● **WHAT YOU NEED TO DO**
Wherever the word "title" turns up in a line of the entries, copy that line.

(Data entries)
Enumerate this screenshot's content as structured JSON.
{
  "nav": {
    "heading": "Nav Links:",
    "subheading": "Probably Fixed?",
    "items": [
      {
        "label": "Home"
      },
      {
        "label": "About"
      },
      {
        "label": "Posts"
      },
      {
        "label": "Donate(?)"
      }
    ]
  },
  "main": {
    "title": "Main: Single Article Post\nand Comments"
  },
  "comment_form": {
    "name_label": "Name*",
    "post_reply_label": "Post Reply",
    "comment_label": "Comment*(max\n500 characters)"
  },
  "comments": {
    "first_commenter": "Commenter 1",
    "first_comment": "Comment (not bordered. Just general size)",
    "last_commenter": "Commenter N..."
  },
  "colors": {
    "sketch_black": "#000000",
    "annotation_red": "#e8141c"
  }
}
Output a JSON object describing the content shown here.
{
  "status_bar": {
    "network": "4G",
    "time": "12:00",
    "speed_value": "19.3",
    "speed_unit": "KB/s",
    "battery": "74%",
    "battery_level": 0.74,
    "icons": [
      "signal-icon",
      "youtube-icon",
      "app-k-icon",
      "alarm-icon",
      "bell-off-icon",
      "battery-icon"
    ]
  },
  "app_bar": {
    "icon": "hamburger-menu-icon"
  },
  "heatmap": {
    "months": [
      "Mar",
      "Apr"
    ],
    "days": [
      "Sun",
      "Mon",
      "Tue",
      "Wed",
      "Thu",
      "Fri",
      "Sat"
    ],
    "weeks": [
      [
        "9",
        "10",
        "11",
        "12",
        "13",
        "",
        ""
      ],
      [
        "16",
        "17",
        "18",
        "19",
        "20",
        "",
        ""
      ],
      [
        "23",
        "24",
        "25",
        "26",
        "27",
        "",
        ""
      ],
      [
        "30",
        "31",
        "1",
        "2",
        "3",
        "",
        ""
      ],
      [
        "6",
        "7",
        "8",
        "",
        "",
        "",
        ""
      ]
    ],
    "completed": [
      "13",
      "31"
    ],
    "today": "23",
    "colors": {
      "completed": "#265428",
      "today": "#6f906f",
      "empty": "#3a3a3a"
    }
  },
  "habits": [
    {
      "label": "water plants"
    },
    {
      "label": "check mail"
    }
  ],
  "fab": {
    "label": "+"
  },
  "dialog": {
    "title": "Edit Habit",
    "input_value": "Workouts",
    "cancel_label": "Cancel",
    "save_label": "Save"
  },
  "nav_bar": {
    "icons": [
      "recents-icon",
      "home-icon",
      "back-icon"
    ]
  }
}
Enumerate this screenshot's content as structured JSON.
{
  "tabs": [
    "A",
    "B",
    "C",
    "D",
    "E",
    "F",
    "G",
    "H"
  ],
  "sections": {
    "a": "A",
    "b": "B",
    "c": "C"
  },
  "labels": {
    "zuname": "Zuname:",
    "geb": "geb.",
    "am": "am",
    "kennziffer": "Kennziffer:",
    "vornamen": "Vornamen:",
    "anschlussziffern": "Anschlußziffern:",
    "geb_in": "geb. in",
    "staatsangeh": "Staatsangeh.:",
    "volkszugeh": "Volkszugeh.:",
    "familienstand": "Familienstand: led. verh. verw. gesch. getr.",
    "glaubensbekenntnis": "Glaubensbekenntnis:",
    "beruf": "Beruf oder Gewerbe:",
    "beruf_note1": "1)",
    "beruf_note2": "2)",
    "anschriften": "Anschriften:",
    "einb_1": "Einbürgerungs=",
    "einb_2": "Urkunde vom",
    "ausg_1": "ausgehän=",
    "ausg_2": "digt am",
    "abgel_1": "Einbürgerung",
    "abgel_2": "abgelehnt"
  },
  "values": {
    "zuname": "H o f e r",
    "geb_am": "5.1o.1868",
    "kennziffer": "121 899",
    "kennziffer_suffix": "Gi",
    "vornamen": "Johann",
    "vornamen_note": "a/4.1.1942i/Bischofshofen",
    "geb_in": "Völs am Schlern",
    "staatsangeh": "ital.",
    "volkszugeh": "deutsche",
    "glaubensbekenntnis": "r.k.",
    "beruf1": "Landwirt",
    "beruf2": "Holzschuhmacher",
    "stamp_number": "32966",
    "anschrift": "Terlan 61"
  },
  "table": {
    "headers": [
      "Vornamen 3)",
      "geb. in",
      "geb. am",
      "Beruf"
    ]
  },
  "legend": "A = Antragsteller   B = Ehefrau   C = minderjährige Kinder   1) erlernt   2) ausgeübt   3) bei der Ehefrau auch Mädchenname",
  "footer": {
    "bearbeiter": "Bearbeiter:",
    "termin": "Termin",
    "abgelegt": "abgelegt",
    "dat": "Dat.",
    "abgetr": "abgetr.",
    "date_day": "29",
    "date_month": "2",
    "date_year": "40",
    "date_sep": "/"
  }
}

● **OUTPUT**
    "title": "Main: Single Article Post\nand Comments"
    "title": "Edit Habit",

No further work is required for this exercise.